— EXERCISE DATA —
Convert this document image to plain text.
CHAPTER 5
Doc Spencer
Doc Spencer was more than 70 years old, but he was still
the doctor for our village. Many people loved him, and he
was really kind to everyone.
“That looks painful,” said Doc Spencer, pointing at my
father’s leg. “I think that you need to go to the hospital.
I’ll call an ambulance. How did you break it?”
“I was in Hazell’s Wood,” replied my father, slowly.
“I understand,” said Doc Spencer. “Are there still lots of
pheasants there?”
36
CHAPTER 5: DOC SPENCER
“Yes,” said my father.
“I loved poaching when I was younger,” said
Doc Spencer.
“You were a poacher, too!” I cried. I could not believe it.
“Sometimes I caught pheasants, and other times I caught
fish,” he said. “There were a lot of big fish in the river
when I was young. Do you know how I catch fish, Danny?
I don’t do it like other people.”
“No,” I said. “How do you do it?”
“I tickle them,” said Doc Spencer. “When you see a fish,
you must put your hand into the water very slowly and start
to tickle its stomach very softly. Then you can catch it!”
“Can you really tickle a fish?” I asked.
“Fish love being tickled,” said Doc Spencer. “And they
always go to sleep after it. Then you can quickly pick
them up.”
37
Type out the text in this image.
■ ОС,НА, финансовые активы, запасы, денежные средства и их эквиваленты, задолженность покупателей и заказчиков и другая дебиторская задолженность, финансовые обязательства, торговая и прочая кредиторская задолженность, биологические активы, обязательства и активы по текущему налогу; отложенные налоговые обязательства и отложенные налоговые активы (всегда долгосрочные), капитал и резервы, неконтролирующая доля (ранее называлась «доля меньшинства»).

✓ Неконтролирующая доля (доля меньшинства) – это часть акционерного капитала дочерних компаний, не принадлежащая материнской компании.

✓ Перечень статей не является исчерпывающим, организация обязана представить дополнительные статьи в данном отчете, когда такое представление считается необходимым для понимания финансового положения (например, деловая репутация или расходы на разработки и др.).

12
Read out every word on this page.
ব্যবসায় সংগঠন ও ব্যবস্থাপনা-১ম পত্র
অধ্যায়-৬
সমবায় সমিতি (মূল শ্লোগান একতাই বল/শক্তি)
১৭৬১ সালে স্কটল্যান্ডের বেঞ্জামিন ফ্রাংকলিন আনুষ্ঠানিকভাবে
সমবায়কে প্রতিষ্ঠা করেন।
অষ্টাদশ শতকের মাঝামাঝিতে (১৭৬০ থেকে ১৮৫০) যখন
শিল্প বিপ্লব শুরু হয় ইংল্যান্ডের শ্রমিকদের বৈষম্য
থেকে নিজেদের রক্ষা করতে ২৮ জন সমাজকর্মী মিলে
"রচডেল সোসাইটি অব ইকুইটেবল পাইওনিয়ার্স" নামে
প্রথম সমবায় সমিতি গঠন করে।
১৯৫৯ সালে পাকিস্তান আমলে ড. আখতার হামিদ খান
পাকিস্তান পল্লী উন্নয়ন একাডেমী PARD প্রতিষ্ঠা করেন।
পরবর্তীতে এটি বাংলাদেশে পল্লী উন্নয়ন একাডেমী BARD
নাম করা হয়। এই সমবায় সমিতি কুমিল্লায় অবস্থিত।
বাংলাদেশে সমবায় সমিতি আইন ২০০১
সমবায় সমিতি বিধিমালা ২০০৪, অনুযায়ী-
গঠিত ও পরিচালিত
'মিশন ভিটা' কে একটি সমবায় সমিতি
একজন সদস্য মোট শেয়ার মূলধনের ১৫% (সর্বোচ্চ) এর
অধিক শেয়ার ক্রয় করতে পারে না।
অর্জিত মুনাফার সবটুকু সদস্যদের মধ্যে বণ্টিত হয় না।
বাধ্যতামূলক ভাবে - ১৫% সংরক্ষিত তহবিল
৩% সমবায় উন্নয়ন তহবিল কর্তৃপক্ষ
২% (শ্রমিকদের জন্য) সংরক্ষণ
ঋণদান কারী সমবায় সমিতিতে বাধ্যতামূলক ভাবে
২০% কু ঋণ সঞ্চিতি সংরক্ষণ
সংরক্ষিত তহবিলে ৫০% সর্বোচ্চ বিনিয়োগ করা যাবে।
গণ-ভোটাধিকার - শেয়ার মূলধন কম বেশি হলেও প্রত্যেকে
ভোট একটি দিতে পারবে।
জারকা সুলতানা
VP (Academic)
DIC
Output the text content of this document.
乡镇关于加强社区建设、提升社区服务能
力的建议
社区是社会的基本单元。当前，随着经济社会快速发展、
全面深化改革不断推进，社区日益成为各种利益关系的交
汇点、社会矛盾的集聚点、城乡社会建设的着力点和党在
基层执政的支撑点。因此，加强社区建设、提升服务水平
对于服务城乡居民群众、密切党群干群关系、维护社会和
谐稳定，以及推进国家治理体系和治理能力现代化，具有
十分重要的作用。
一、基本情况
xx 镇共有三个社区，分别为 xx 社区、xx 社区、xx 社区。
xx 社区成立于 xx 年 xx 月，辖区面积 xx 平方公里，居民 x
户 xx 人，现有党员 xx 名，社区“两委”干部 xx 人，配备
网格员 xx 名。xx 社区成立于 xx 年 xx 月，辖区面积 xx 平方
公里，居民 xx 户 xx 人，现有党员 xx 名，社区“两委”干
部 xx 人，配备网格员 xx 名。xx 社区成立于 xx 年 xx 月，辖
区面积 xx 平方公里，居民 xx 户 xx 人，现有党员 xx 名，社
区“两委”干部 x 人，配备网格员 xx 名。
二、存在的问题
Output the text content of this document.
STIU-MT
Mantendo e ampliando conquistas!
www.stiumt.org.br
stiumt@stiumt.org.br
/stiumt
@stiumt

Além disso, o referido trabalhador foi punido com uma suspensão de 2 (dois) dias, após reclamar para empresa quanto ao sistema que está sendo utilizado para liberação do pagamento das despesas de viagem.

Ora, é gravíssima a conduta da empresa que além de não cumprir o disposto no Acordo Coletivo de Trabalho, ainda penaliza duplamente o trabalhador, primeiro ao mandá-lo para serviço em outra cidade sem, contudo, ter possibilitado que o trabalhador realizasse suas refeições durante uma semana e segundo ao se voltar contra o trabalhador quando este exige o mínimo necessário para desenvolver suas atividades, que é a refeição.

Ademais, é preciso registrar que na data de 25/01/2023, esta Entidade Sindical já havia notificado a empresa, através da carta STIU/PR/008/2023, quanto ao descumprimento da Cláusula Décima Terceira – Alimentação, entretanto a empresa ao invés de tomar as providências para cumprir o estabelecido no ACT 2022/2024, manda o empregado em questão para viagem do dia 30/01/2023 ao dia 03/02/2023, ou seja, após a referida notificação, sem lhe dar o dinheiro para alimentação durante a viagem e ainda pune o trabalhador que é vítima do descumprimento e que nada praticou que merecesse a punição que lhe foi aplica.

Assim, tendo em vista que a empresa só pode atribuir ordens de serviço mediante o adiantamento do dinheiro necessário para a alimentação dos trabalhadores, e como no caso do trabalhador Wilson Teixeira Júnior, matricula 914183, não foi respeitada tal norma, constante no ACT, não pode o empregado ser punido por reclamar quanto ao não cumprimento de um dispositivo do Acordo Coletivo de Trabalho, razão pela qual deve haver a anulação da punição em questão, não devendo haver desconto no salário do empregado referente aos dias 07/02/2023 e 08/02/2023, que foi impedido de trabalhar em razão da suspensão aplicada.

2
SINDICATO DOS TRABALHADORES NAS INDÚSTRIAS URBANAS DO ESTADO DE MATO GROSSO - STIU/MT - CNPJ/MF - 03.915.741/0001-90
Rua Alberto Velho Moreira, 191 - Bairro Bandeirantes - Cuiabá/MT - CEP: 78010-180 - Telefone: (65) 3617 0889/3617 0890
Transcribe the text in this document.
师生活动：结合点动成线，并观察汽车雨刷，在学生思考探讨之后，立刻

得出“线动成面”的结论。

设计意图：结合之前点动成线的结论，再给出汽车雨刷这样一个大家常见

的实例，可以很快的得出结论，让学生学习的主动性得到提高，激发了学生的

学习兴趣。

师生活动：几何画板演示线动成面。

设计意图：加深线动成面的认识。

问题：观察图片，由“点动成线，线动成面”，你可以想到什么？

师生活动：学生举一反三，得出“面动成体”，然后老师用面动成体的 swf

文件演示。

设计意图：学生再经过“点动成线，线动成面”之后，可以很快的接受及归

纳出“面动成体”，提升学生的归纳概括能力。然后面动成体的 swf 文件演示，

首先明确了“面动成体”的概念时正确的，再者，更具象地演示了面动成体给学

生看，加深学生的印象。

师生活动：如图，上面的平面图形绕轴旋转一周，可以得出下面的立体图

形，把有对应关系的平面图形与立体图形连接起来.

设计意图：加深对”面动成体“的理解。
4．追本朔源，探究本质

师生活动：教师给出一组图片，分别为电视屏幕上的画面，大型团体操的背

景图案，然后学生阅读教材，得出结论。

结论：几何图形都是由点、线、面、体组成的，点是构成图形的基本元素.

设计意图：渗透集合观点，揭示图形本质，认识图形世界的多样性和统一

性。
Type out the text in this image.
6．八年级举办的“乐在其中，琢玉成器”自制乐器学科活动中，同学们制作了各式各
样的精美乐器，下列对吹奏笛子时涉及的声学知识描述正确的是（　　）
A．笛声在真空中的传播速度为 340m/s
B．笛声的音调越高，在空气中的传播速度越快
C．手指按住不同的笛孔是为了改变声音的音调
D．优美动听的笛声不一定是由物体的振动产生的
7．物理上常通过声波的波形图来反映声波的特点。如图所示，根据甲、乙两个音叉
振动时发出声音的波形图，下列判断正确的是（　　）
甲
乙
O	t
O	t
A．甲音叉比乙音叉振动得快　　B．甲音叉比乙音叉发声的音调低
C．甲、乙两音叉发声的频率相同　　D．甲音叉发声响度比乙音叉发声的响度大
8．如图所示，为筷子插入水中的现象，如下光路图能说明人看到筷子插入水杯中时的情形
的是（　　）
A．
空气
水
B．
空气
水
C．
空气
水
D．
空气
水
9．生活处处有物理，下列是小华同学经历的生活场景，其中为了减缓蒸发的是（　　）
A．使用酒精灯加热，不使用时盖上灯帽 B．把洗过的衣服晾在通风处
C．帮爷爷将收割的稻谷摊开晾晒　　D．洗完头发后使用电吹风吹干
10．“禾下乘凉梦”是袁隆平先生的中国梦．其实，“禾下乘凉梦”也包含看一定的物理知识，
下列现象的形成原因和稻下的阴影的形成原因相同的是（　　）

— TASK PROMPT —
Report only the number of lines in the records that include the word "this".

— OUTPUT BELOW —
7